Task prompt. Single out the lines that include the word "Ahmet". Copy them.

= = = = =

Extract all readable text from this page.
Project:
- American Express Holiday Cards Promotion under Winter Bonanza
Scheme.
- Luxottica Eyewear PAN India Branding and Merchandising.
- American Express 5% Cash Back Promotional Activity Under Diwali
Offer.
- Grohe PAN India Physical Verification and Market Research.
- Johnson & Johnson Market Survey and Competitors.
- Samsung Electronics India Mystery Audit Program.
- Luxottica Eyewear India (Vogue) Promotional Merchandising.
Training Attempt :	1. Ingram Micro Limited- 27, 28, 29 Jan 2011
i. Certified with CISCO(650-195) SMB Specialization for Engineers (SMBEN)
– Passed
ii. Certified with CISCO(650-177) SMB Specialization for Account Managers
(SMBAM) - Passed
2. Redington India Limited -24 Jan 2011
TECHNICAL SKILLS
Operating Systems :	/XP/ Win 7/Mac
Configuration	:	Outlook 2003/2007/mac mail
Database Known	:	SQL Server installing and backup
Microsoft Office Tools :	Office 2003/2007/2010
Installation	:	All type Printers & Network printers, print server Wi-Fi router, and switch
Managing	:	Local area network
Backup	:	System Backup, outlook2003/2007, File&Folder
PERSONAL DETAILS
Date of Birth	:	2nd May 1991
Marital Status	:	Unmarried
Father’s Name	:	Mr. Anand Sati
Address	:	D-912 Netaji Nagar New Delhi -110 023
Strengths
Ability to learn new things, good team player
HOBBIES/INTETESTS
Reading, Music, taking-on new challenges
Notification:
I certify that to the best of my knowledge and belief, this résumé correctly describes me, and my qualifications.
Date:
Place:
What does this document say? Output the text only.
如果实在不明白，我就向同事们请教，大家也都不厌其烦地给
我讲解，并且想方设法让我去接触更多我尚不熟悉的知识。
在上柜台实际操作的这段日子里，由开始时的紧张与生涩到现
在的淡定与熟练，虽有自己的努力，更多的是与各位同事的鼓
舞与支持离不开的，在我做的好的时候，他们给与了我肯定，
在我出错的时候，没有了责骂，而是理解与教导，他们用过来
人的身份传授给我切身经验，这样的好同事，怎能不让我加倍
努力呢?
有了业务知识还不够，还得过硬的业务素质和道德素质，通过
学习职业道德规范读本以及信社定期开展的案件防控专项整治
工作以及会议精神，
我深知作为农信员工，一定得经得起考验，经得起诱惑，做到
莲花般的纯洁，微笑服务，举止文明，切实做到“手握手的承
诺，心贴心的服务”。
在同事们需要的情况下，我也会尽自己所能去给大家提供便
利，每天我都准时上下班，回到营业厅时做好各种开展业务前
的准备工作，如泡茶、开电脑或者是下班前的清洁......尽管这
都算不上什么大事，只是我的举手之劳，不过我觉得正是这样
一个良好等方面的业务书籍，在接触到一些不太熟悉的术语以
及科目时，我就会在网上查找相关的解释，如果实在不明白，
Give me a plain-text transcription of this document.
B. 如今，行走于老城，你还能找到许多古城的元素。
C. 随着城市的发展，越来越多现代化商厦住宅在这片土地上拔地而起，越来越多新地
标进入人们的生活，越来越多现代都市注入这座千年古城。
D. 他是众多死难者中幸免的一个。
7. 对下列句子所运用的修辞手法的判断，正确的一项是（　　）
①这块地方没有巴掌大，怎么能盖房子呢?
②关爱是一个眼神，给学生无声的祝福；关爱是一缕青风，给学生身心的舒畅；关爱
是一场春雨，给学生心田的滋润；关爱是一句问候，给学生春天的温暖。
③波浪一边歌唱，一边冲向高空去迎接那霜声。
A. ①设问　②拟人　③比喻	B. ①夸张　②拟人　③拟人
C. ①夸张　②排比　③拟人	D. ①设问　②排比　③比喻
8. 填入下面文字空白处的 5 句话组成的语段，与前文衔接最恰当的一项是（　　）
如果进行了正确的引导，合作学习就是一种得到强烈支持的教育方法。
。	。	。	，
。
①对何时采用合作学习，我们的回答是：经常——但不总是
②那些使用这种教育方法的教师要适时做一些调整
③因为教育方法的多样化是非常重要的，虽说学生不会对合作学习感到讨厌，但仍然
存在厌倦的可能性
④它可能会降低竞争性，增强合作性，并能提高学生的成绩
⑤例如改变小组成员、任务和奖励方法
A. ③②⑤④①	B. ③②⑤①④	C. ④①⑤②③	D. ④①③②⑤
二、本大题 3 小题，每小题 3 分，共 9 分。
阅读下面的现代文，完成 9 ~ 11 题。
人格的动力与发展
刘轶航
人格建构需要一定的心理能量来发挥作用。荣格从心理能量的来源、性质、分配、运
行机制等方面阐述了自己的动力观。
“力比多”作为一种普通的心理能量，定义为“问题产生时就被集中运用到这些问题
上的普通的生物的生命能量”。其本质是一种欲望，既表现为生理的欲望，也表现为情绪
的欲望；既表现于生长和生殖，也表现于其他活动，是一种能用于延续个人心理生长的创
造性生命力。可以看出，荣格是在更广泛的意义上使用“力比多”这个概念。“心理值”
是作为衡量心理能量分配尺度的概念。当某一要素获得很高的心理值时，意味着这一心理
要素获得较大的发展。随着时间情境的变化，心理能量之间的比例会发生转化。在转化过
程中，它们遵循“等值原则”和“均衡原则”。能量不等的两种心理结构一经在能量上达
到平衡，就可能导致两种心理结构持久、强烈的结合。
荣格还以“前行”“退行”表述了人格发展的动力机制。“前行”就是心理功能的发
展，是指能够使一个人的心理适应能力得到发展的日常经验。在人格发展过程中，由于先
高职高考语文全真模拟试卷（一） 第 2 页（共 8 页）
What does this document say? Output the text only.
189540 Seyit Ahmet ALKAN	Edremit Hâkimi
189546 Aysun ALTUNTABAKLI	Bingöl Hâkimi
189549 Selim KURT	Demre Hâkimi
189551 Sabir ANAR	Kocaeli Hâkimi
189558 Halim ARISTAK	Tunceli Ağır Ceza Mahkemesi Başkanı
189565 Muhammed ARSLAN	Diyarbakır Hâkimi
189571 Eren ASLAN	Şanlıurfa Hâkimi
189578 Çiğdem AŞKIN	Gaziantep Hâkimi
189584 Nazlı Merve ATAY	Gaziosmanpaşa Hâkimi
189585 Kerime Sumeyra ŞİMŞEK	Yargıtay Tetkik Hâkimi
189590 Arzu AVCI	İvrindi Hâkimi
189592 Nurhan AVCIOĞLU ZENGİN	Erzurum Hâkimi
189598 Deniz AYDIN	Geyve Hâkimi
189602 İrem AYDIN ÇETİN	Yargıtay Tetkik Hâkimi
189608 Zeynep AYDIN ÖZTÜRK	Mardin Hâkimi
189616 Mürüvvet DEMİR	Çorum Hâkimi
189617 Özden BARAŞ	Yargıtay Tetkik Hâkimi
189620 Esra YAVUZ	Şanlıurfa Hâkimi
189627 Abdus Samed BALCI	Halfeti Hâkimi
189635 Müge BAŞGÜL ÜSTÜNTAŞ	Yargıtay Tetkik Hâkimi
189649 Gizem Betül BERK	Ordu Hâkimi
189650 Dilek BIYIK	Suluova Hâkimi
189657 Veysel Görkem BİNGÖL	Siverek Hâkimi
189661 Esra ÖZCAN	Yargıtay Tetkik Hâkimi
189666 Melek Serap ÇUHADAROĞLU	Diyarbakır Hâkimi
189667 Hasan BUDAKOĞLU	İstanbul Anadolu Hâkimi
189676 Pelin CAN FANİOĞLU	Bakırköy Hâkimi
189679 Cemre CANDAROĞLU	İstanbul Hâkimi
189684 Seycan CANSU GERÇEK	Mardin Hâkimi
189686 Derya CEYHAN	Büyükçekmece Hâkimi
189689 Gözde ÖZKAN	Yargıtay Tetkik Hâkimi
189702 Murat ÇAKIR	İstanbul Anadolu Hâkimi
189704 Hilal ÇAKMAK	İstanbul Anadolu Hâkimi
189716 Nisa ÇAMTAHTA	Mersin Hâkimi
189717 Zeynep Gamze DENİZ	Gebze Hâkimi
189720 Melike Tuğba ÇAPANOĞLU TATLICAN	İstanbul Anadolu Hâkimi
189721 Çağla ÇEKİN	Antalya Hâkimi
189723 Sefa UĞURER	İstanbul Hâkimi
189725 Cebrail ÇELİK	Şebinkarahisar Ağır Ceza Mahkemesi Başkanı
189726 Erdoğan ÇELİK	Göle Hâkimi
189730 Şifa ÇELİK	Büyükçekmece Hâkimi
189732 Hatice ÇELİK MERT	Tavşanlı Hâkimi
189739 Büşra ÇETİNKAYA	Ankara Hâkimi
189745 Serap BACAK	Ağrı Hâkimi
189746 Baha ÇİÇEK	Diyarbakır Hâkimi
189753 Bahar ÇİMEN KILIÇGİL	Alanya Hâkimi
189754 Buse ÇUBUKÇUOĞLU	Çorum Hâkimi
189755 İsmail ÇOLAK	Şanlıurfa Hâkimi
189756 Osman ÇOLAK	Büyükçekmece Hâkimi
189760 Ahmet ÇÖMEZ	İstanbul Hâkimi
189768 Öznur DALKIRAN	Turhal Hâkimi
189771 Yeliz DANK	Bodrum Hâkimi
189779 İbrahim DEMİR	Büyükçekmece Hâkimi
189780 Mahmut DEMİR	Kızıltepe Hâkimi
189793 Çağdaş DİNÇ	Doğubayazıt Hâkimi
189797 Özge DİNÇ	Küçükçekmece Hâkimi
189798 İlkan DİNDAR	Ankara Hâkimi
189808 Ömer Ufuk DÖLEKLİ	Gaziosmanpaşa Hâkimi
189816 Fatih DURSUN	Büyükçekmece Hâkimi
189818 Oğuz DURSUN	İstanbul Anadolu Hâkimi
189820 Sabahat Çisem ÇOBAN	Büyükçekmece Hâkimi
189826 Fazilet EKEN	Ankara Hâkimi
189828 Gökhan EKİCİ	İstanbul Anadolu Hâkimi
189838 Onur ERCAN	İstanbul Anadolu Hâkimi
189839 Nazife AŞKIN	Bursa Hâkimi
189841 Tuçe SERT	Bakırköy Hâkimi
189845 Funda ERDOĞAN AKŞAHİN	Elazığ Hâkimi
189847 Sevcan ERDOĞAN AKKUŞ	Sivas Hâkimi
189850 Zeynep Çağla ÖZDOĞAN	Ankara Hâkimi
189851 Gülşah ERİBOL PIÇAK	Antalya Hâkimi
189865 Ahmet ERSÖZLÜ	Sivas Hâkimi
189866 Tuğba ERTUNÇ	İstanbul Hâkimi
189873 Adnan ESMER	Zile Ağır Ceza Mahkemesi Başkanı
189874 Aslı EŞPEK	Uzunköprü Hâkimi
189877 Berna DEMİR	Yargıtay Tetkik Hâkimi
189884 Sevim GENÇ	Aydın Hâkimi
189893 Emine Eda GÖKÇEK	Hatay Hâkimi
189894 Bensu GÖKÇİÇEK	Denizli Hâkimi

= = = = =

Answer to the exercise.
189540 Seyit Ahmet ALKAN	Edremit Hâkimi
189760 Ahmet ÇÖMEZ	İstanbul Hâkimi
189865 Ahmet ERSÖZLÜ	Sivas Hâkimi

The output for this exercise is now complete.